STATED TASK |
Retype the full set of records. Keep every character identical.
--- START OF INFORMATION SHOWN ---
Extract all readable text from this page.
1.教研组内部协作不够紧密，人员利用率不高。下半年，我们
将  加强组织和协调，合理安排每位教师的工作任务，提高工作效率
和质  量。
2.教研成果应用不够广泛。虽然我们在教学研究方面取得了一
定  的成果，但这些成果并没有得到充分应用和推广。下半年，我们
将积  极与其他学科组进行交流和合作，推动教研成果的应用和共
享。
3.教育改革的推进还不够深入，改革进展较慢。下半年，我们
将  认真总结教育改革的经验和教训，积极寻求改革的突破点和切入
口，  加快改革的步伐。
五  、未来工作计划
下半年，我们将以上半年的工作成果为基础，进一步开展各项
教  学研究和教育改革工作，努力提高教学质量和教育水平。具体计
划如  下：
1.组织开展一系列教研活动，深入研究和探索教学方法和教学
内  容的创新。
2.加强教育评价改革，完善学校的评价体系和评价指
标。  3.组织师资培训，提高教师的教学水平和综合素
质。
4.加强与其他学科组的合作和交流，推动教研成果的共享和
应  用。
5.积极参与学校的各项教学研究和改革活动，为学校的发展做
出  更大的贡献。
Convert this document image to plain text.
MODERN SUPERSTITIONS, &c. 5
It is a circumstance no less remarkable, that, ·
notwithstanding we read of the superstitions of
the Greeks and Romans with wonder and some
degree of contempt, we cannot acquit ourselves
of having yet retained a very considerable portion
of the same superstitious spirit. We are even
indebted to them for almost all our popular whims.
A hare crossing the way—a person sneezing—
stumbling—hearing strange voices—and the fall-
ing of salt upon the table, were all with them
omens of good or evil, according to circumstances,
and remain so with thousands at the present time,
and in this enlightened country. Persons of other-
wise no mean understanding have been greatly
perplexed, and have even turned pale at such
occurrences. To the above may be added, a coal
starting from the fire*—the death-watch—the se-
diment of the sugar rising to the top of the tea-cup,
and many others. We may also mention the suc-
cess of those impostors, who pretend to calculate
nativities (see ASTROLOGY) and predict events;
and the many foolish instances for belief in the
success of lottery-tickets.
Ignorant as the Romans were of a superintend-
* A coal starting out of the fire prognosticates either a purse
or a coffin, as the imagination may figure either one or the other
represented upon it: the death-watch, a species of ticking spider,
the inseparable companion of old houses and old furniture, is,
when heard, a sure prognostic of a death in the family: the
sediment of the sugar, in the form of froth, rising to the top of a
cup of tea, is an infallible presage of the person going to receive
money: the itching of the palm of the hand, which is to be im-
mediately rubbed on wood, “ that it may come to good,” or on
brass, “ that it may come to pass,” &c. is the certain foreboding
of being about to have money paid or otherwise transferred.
--- END OF INFORMATION SHOWN ---
THE REPLY |
Extract all readable text from this page.
1.教研组内部协作不够紧密，人员利用率不高。下半年，我们
将  加强组织和协调，合理安排每位教师的工作任务，提高工作效率
和质  量。
2.教研成果应用不够广泛。虽然我们在教学研究方面取得了一
定  的成果，但这些成果并没有得到充分应用和推广。下半年，我们
将积  极与其他学科组进行交流和合作，推动教研成果的应用和共
享。
3.教育改革的推进还不够深入，改革进展较慢。下半年，我们
将  认真总结教育改革的经验和教训，积极寻求改革的突破点和切入
口，  加快改革的步伐。
五  、未来工作计划
下半年，我们将以上半年的工作成果为基础，进一步开展各项
教  学研究和教育改革工作，努力提高教学质量和教育水平。具体计
划如  下：
1.组织开展一系列教研活动，深入研究和探索教学方法和教学
内  容的创新。
2.加强教育评价改革，完善学校的评价体系和评价指
标。  3.组织师资培训，提高教师的教学水平和综合素
质。
4.加强与其他学科组的合作和交流，推动教研成果的共享和
应  用。
5.积极参与学校的各项教学研究和改革活动，为学校的发展做
出  更大的贡献。
Convert this document image to plain text.
MODERN SUPERSTITIONS, &c. 5
It is a circumstance no less remarkable, that, ·
notwithstanding we read of the superstitions of
the Greeks and Romans with wonder and some
degree of contempt, we cannot acquit ourselves
of having yet retained a very considerable portion
of the same superstitious spirit. We are even
indebted to them for almost all our popular whims.
A hare crossing the way—a person sneezing—
stumbling—hearing strange voices—and the fall-
ing of salt upon the table, were all with them
omens of good or evil, according to circumstances,
and remain so with thousands at the present time,
and in this enlightened country. Persons of other-
wise no mean understanding have been greatly
perplexed, and have even turned pale at such
occurrences. To the above may be added, a coal
starting from the fire*—the death-watch—the se-
diment of the sugar rising to the top of the tea-cup,
and many others. We may also mention the suc-
cess of those impostors, who pretend to calculate
nativities (see ASTROLOGY) and predict events;
and the many foolish instances for belief in the
success of lottery-tickets.
Ignorant as the Romans were of a superintend-
* A coal starting out of the fire prognosticates either a purse
or a coffin, as the imagination may figure either one or the other
represented upon it: the death-watch, a species of ticking spider,
the inseparable companion of old houses and old furniture, is,
when heard, a sure prognostic of a death in the family: the
sediment of the sugar, in the form of froth, rising to the top of a
cup of tea, is an infallible presage of the person going to receive
money: the itching of the palm of the hand, which is to be im-
mediately rubbed on wood, “ that it may come to good,” or on
brass, “ that it may come to pass,” &c. is the certain foreboding
of being about to have money paid or otherwise transferred.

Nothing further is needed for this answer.